Extracted data entries:
========================

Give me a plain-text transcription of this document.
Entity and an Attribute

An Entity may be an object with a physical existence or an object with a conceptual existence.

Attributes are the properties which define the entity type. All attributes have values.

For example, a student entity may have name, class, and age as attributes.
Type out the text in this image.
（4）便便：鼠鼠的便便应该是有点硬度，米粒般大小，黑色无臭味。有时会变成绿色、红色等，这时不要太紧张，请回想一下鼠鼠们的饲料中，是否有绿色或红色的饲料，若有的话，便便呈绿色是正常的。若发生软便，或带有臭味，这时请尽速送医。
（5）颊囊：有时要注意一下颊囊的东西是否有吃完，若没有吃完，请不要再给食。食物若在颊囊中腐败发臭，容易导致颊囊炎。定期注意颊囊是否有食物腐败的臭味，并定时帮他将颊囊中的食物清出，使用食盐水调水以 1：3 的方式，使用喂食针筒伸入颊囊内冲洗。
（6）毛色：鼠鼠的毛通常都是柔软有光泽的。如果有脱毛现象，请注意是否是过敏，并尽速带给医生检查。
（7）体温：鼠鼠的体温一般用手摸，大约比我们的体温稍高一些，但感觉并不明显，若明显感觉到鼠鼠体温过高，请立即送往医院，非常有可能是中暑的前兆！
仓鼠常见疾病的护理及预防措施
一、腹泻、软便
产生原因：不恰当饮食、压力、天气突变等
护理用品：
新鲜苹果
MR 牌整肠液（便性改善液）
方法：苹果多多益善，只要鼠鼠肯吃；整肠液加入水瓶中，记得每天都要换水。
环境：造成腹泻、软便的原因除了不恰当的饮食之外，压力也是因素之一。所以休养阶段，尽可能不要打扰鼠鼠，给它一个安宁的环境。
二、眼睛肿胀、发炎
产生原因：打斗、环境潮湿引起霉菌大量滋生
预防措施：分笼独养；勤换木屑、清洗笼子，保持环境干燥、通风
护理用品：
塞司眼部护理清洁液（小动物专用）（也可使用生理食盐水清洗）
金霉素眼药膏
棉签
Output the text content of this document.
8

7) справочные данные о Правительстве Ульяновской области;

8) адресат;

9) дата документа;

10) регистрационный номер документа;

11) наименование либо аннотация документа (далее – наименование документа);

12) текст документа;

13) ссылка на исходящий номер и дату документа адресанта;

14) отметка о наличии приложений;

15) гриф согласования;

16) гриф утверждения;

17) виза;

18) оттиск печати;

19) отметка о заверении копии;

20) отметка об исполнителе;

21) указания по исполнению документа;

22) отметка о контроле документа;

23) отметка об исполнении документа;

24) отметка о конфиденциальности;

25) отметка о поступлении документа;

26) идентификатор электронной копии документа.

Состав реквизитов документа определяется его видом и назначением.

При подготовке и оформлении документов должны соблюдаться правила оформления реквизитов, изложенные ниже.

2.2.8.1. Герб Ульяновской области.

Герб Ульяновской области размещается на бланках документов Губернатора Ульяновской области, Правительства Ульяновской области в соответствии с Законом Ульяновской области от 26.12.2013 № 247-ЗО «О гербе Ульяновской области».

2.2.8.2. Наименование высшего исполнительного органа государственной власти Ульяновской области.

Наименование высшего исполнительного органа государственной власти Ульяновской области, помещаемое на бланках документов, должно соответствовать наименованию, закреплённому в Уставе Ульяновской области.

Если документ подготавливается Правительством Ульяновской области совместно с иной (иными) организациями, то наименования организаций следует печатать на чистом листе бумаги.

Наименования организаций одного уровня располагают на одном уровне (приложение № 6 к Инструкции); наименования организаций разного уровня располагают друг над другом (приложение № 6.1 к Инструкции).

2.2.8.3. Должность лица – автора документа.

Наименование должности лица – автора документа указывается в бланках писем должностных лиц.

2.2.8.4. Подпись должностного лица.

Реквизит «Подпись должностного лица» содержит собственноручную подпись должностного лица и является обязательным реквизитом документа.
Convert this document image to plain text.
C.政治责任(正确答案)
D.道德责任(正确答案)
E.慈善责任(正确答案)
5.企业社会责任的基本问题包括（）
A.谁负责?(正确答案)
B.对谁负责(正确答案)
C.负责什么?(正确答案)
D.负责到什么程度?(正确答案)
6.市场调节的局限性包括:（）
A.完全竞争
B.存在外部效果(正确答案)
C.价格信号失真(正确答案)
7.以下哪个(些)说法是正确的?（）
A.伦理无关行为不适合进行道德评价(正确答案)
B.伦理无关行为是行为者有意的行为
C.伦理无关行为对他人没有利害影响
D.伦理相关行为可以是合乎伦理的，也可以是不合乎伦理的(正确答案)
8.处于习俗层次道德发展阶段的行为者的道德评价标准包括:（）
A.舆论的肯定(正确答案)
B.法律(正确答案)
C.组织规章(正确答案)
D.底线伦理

========================

**Problem to work on:**
Reproduce exactly the line that holds "Convert this document image to plain text.", then every line after it, ending with the final line of the records above.

**Result below:**
Convert this document image to plain text.
C.政治责任(正确答案)
D.道德责任(正确答案)
E.慈善责任(正确答案)
5.企业社会责任的基本问题包括（）
A.谁负责?(正确答案)
B.对谁负责(正确答案)
C.负责什么?(正确答案)
D.负责到什么程度?(正确答案)
6.市场调节的局限性包括:（）
A.完全竞争
B.存在外部效果(正确答案)
C.价格信号失真(正确答案)
7.以下哪个(些)说法是正确的?（）
A.伦理无关行为不适合进行道德评价(正确答案)
B.伦理无关行为是行为者有意的行为
C.伦理无关行为对他人没有利害影响
D.伦理相关行为可以是合乎伦理的，也可以是不合乎伦理的(正确答案)
8.处于习俗层次道德发展阶段的行为者的道德评价标准包括:（）
A.舆论的肯定(正确答案)
B.法律(正确答案)
C.组织规章(正确答案)
D.底线伦理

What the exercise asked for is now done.